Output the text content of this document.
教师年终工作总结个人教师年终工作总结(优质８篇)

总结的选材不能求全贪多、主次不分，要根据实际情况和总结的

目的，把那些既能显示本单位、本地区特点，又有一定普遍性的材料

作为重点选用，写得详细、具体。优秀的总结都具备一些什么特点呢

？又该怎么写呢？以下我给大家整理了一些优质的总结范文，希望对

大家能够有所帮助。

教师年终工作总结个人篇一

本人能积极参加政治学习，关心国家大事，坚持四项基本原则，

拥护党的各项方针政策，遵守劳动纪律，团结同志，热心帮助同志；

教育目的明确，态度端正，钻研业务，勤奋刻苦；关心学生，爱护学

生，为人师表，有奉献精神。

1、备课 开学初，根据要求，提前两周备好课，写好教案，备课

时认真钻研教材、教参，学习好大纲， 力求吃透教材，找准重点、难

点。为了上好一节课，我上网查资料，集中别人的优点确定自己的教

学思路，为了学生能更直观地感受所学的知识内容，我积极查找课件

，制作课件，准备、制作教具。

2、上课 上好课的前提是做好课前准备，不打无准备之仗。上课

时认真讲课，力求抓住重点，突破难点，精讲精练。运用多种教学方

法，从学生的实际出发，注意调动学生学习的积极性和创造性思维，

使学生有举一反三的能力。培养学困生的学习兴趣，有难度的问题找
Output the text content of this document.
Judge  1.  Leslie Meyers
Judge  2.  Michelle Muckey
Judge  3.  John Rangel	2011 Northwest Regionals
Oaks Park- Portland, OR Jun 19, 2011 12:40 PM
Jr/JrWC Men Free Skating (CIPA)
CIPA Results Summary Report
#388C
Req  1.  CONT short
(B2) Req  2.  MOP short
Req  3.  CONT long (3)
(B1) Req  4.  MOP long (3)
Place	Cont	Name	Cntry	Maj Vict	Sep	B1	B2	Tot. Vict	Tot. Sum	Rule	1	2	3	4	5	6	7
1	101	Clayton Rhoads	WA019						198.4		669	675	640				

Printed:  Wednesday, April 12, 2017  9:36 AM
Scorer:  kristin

Brief.
Write out every line of the material again, exactly as it reads.

Complete output.
Output the text content of this document.
教师年终工作总结个人教师年终工作总结(优质８篇)

总结的选材不能求全贪多、主次不分，要根据实际情况和总结的

目的，把那些既能显示本单位、本地区特点，又有一定普遍性的材料

作为重点选用，写得详细、具体。优秀的总结都具备一些什么特点呢

？又该怎么写呢？以下我给大家整理了一些优质的总结范文，希望对

大家能够有所帮助。

教师年终工作总结个人篇一

本人能积极参加政治学习，关心国家大事，坚持四项基本原则，

拥护党的各项方针政策，遵守劳动纪律，团结同志，热心帮助同志；

教育目的明确，态度端正，钻研业务，勤奋刻苦；关心学生，爱护学

生，为人师表，有奉献精神。

1、备课 开学初，根据要求，提前两周备好课，写好教案，备课

时认真钻研教材、教参，学习好大纲， 力求吃透教材，找准重点、难

点。为了上好一节课，我上网查资料，集中别人的优点确定自己的教

学思路，为了学生能更直观地感受所学的知识内容，我积极查找课件

，制作课件，准备、制作教具。

2、上课 上好课的前提是做好课前准备，不打无准备之仗。上课

时认真讲课，力求抓住重点，突破难点，精讲精练。运用多种教学方

法，从学生的实际出发，注意调动学生学习的积极性和创造性思维，

使学生有举一反三的能力。培养学困生的学习兴趣，有难度的问题找
Output the text content of this document.
Judge  1.  Leslie Meyers
Judge  2.  Michelle Muckey
Judge  3.  John Rangel	2011 Northwest Regionals
Oaks Park- Portland, OR Jun 19, 2011 12:40 PM
Jr/JrWC Men Free Skating (CIPA)
CIPA Results Summary Report
#388C
Req  1.  CONT short
(B2) Req  2.  MOP short
Req  3.  CONT long (3)
(B1) Req  4.  MOP long (3)
Place	Cont	Name	Cntry	Maj Vict	Sep	B1	B2	Tot. Vict	Tot. Sum	Rule	1	2	3	4	5	6	7
1	101	Clayton Rhoads	WA019						198.4		669	675	640				

Printed:  Wednesday, April 12, 2017  9:36 AM
Scorer:  kristin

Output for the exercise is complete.